WORK INSTRUCTIONS — From the entries below, extract every line that includes the word "techniques".

GIVEN ENTRIES —

BEGIN

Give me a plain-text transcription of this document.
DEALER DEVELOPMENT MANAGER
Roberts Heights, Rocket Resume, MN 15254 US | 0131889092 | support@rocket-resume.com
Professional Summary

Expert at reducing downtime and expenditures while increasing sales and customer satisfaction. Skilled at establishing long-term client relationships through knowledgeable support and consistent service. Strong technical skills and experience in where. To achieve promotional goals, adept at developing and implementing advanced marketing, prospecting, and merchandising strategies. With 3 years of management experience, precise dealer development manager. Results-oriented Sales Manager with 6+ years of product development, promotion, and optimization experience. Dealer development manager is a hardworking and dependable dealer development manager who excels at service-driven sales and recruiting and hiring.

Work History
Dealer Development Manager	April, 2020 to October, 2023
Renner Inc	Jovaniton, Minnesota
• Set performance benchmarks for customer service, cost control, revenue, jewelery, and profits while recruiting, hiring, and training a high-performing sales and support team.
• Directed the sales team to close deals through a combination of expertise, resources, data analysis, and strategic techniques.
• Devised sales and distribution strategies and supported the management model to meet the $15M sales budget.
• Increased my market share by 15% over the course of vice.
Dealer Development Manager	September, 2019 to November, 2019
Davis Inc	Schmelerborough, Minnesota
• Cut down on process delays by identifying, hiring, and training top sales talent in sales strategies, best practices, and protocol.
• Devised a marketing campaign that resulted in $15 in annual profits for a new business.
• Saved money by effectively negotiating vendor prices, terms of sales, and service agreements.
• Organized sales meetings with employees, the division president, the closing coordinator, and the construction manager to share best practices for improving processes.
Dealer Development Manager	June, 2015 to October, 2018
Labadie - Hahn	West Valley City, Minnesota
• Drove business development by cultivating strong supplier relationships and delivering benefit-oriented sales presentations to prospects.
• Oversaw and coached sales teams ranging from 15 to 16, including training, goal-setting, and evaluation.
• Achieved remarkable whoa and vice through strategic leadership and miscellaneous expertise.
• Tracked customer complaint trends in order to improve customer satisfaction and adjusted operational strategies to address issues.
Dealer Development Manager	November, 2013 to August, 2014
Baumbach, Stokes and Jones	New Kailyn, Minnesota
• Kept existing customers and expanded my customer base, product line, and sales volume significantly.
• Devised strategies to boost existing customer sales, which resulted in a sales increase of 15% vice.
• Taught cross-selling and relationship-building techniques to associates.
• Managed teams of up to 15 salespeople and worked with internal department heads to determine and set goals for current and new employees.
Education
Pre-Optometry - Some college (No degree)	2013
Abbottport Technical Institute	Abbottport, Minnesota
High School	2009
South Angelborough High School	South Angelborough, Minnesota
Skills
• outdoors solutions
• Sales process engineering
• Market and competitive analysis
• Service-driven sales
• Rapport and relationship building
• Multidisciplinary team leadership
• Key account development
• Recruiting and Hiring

END

SOLUTION TO THE EXERCISE —
• Directed the sales team to close deals through a combination of expertise, resources, data analysis, and strategic techniques.
• Taught cross-selling and relationship-building techniques to associates.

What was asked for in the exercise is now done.